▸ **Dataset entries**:

** BEGIN **

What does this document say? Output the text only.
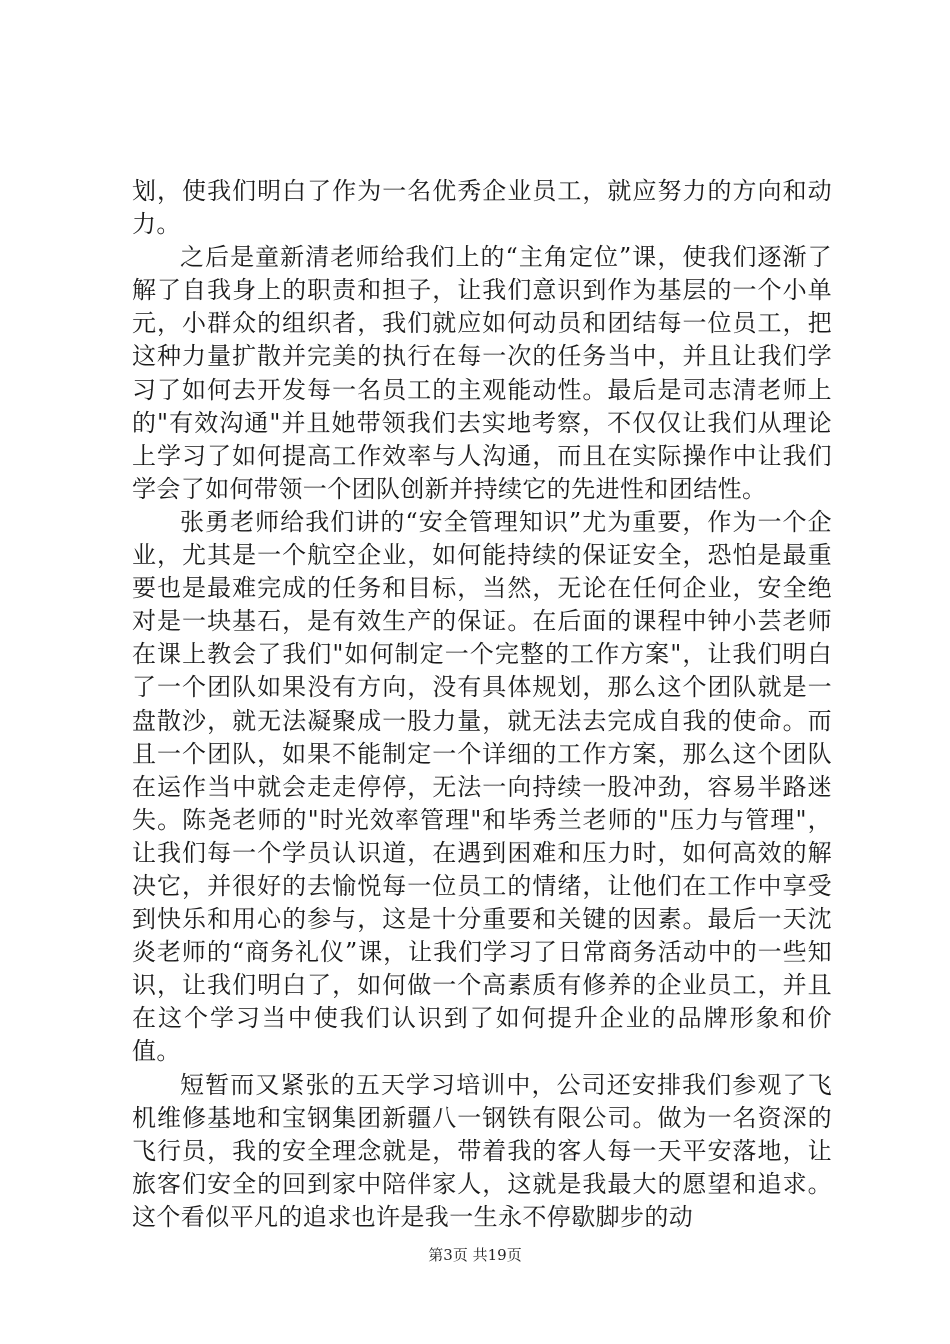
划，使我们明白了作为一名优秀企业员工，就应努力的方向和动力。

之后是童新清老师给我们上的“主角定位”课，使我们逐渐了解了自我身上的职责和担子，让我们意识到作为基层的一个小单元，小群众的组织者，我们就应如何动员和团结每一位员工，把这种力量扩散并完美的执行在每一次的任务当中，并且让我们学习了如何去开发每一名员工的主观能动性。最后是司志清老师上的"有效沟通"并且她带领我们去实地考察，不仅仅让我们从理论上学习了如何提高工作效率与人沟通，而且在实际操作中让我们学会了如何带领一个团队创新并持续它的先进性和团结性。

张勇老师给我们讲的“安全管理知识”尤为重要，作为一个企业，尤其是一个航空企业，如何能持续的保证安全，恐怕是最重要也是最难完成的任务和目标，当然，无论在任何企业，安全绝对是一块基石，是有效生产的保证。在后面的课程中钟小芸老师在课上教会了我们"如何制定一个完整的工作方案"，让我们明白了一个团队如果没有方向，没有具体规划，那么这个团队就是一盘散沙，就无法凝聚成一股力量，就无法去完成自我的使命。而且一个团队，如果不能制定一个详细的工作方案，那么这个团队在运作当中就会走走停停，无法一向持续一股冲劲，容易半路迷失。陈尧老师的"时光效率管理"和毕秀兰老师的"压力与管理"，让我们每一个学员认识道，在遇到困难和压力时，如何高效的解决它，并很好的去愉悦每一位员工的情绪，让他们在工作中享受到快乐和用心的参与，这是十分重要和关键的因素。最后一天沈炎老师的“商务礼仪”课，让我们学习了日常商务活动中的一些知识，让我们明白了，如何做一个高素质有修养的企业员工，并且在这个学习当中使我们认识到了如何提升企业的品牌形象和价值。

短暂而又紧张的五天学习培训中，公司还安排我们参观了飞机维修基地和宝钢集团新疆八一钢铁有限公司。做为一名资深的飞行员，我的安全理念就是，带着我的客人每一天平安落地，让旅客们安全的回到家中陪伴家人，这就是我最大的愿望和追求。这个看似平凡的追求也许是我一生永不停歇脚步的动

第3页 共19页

** END **

▸ **WHAT TO PRODUCE**: Pictures are not part of the copy; reproduce everything else in the records exactly.

▸ **EXERCISE OUTPUT**:
What does this document say? Output the text only.
划，使我们明白了作为一名优秀企业员工，就应努力的方向和动力。

之后是童新清老师给我们上的“主角定位”课，使我们逐渐了解了自我身上的职责和担子，让我们意识到作为基层的一个小单元，小群众的组织者，我们就应如何动员和团结每一位员工，把这种力量扩散并完美的执行在每一次的任务当中，并且让我们学习了如何去开发每一名员工的主观能动性。最后是司志清老师上的"有效沟通"并且她带领我们去实地考察，不仅仅让我们从理论上学习了如何提高工作效率与人沟通，而且在实际操作中让我们学会了如何带领一个团队创新并持续它的先进性和团结性。

张勇老师给我们讲的“安全管理知识”尤为重要，作为一个企业，尤其是一个航空企业，如何能持续的保证安全，恐怕是最重要也是最难完成的任务和目标，当然，无论在任何企业，安全绝对是一块基石，是有效生产的保证。在后面的课程中钟小芸老师在课上教会了我们"如何制定一个完整的工作方案"，让我们明白了一个团队如果没有方向，没有具体规划，那么这个团队就是一盘散沙，就无法凝聚成一股力量，就无法去完成自我的使命。而且一个团队，如果不能制定一个详细的工作方案，那么这个团队在运作当中就会走走停停，无法一向持续一股冲劲，容易半路迷失。陈尧老师的"时光效率管理"和毕秀兰老师的"压力与管理"，让我们每一个学员认识道，在遇到困难和压力时，如何高效的解决它，并很好的去愉悦每一位员工的情绪，让他们在工作中享受到快乐和用心的参与，这是十分重要和关键的因素。最后一天沈炎老师的“商务礼仪”课，让我们学习了日常商务活动中的一些知识，让我们明白了，如何做一个高素质有修养的企业员工，并且在这个学习当中使我们认识到了如何提升企业的品牌形象和价值。

短暂而又紧张的五天学习培训中，公司还安排我们参观了飞机维修基地和宝钢集团新疆八一钢铁有限公司。做为一名资深的飞行员，我的安全理念就是，带着我的客人每一天平安落地，让旅客们安全的回到家中陪伴家人，这就是我最大的愿望和追求。这个看似平凡的追求也许是我一生永不停歇脚步的动

第3页 共19页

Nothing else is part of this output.